INSTRUCTIONS FOR THE TASK: Every entry that follows needs to be repeated exactly.

(Data entries)
-*-

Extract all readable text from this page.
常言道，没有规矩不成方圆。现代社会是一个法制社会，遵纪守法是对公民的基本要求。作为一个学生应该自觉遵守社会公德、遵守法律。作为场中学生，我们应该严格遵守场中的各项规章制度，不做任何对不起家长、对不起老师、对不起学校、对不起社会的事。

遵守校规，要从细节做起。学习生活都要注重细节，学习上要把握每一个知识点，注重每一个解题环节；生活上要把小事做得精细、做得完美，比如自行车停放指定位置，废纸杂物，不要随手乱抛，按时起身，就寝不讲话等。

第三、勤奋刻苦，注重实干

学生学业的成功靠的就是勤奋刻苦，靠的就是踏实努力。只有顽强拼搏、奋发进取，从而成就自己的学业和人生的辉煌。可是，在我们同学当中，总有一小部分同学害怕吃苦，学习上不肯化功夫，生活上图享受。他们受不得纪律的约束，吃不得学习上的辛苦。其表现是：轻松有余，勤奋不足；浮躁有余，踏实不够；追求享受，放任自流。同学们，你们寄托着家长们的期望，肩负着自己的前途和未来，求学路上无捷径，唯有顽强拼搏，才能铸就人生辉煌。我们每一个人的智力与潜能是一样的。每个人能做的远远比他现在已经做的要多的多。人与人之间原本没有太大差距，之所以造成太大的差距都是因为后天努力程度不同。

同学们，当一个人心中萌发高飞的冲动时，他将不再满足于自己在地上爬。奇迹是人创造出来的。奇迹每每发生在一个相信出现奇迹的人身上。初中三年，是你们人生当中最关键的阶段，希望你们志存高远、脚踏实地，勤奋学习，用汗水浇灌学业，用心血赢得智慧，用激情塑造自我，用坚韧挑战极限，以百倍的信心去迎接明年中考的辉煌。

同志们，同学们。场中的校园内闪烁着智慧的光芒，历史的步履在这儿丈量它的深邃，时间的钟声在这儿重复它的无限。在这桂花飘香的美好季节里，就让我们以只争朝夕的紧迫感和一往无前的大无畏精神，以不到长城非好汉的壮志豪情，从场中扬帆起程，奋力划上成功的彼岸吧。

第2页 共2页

-*-

RESPONSE TO THE EXERCISE:
Extract all readable text from this page.
常言道，没有规矩不成方圆。现代社会是一个法制社会，遵纪守法是对公民的基本要求。作为一个学生应该自觉遵守社会公德、遵守法律。作为场中学生，我们应该严格遵守场中的各项规章制度，不做任何对不起家长、对不起老师、对不起学校、对不起社会的事。

遵守校规，要从细节做起。学习生活都要注重细节，学习上要把握每一个知识点，注重每一个解题环节；生活上要把小事做得精细、做得完美，比如自行车停放指定位置，废纸杂物，不要随手乱抛，按时起身，就寝不讲话等。

第三、勤奋刻苦，注重实干

学生学业的成功靠的就是勤奋刻苦，靠的就是踏实努力。只有顽强拼搏、奋发进取，从而成就自己的学业和人生的辉煌。可是，在我们同学当中，总有一小部分同学害怕吃苦，学习上不肯化功夫，生活上图享受。他们受不得纪律的约束，吃不得学习上的辛苦。其表现是：轻松有余，勤奋不足；浮躁有余，踏实不够；追求享受，放任自流。同学们，你们寄托着家长们的期望，肩负着自己的前途和未来，求学路上无捷径，唯有顽强拼搏，才能铸就人生辉煌。我们每一个人的智力与潜能是一样的。每个人能做的远远比他现在已经做的要多的多。人与人之间原本没有太大差距，之所以造成太大的差距都是因为后天努力程度不同。

同学们，当一个人心中萌发高飞的冲动时，他将不再满足于自己在地上爬。奇迹是人创造出来的。奇迹每每发生在一个相信出现奇迹的人身上。初中三年，是你们人生当中最关键的阶段，希望你们志存高远、脚踏实地，勤奋学习，用汗水浇灌学业，用心血赢得智慧，用激情塑造自我，用坚韧挑战极限，以百倍的信心去迎接明年中考的辉煌。

同志们，同学们。场中的校园内闪烁着智慧的光芒，历史的步履在这儿丈量它的深邃，时间的钟声在这儿重复它的无限。在这桂花飘香的美好季节里，就让我们以只争朝夕的紧迫感和一往无前的大无畏精神，以不到长城非好汉的壮志豪情，从场中扬帆起程，奋力划上成功的彼岸吧。

第2页 共2页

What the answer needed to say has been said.